## [TAREAS POR REALIZAR]
1 > Resume en dos oraciones el texto sobre la inmigración ilegal.
2 > Modifica el fragmento del texto sobre la inmigración ilegal que empieza en las palabras "México se da" y termina tras "están en México.", poniendo "EE. UU." en lugar de "Estados Unidos".
3 > Escribe la continuación del texto sobre la inmigración ilegal a partir del punto en que se interrumpe.
──────── TEXTO DE ORIGEN ────────
En el gran debate sobre la inmigración ilegal raramente ponemos el asunto en estos términos morales. Si la vida en el país de origen está mejorando gracias al dinero que se envía, la primera generación de enclaves mexicanos en Estados Unidos serán pobres crónicamente por no invertir donde viven y trabajan.
México se da cuenta de que, cuanto más tiempo pasen sus pobres fuera de México, es más probable que sientan morriña por su patria, la cual pueden visitar pero a la que no tienen que volver para quedarse. En pocas palabras, la creciente comunidad de emigrantes mexicanos ofrece un valioso peso político con Estados Unidos. Tal como la política lo exige, la comunidad puede ser caracterizada como pobre y explotada para avergonzar a Estados Unidos, o como exitosa y trabajadora para poder reclamar el mérito del boom económico en el Norte. En nuestro orwelliano mundo, el bienestar de los olvidados de México garantiza una mayor preocupación por parte de su gobierno cuando ya no están en México.
¿Cómo hemos llegado a este punto muerto, en el que los americanos están dispuestos a adoptar una solución tan retrógrada como el construir una valla, o en la que México difama como algo rutinario a su vecino del norte? La respuesta la encontramos en la enorme población ilegal –ahora más de 10 millones– y en la incapacidad o la falta de ganas del gobierno americano de sancionar a los empleadores, o de desplegar los recursos suficientes para hacer respetar la frontera. Los números puros y duros han hecho que el debate evolucione más allá de los clichés tipo “nosotros necesitamos trabajadores” y “ellos tienen trabajadores” a algo como “¿acaso no puede Estados Unidos seguir siendo una nación soberana con fronteras?”
Con unos pocos miles cruzando ilegalmente la frontera cada año todos podíamos hacer de la vista gorda. Los libertarios del mercado libre podían sermonear diciendo que los inmigrantes ilegales tonificaban el mercado del trabajo y nos ayudaban a evitar el estancamiento demográfico que ahora sufre Europa. Los críticos de la inmigración ilegal –que se quejaban de que sus propiedades en la frontera sufrían daños o que sus familiares en India y las Filipinas esperaban pacientemente mientras que otros se saltaban la cola de la inmigración– eran rechazados como racistas y otras cosas peores.
──────── LÍNEAS DE DATOS ────────
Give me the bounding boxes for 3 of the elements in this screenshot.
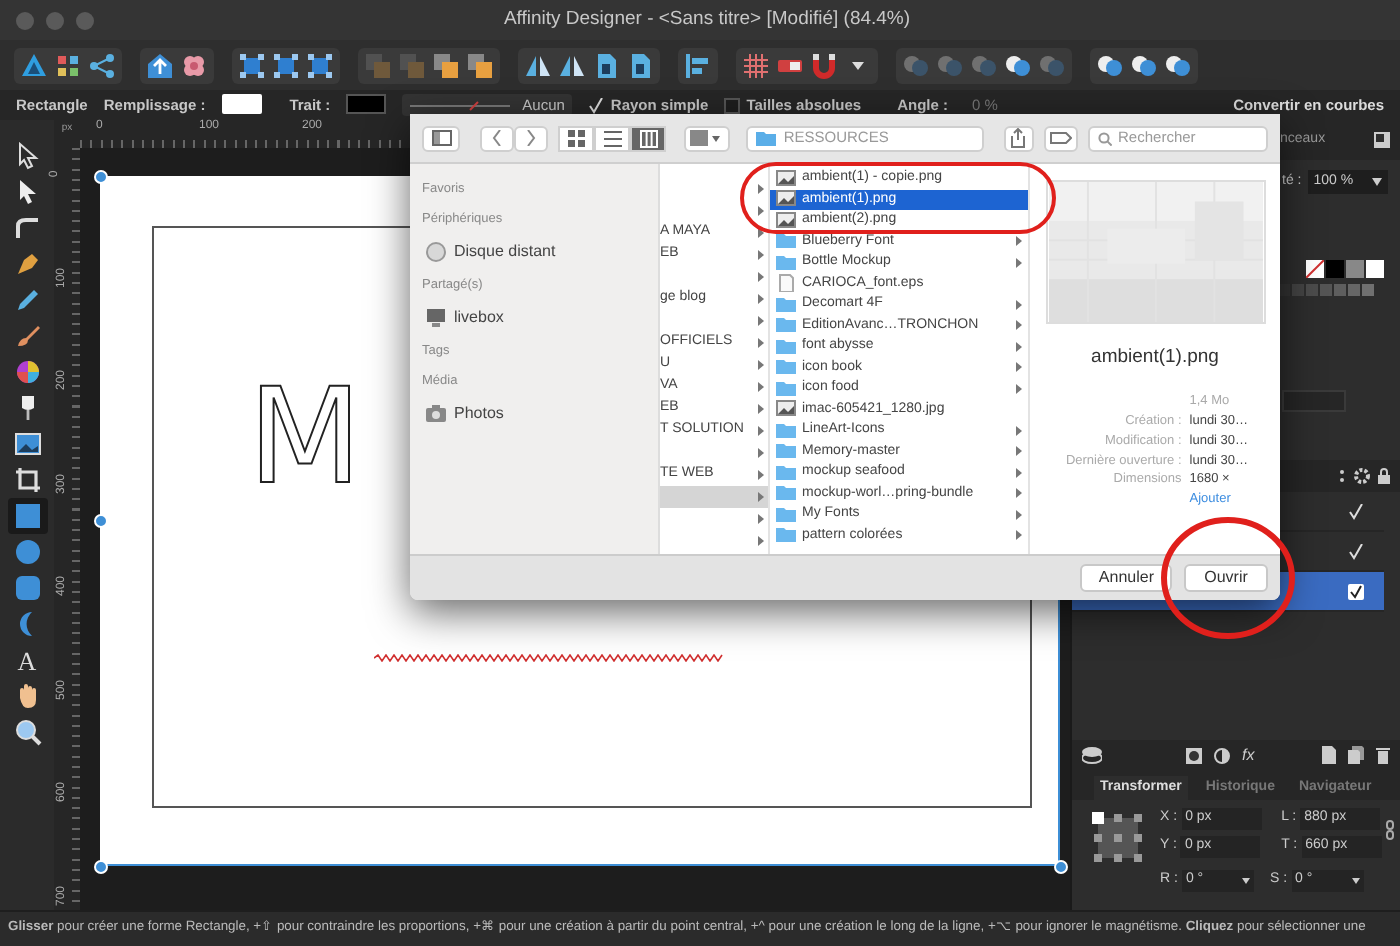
────────
## [RESPUESTAS DEL EJERCICIO]
1 > Según el texto, México obtiene peso político de su creciente comunidad de emigrantes en Estados Unidos, a la que presenta como pobre y explotada o como exitosa y trabajadora según lo exija la política. El punto muerto actual se debe a una población ilegal de más de 10 millones y a la incapacidad o falta de ganas del gobierno americano de sancionar a los empleadores o de hacer respetar la frontera, lo que ha llevado el debate a la cuestión de si Estados Unidos puede seguir siendo una nación soberana con fronteras.

2 >
México se da cuenta de que, cuanto más tiempo pasen sus pobres fuera de México, es más probable que sientan morriña por su patria, la cual pueden visitar pero a la que no tienen que volver para quedarse. En pocas palabras, la creciente comunidad de emigrantes mexicanos ofrece un valioso peso político con EE. UU.. Tal como la política lo exige, la comunidad puede ser caracterizada como pobre y explotada para avergonzar a EE. UU., o como exitosa y trabajadora para poder reclamar el mérito del boom económico en el Norte. En nuestro orwelliano mundo, el bienestar de los olvidados de México garantiza una mayor preocupación por parte de su gobierno cuando ya no están en México.

3 >
A los americanos les gustaba que les cocinaran, que cuidaran de sus jardines y que les lavaran los platos a bajo precio, siempre y cuando esos trabajadores invisibles con poca educación, peor inglés y ningún estatus legal se quedaran invisibles y siempre que la inmigración ilegal no estuviese directamente ligada al hundimiento de la puntuación en los exámenes de las escuelas públicas, o a tener 15.000 presidiarios en el sistema penal de California. Pero, en algún momento del año 2000, se llegó a un punto de inflexión: el tono cambió cuando el número de ilegales sobrepasó la población de estados enteros. También empezó la transformación moral de la controversia, con las tornas éticas vueltas contra los defensores de facto de las fronteras abiertas.
Los empresarios ya no eran vistos como los que ayudaban a la economía americana o a los pobres inmigrantes, sino como parte de la explotación que hace que la ley se convierta en una farsa, que osifica el salario mínimo real, que socava el poder de los sindicatos y que daña a los ciudadanos americanos más pobres. El consumidor americano descubrió que la inmigración ilegal era un chollo para tontos. Se llevaban los beneficios de la mano de obra barata por adelantado, pero después tenían que pagar muchísimo más en el incremento de subsidios para trabajadores a menudo con viviendas en malas condiciones, con muy escasa formación y sin beneficios.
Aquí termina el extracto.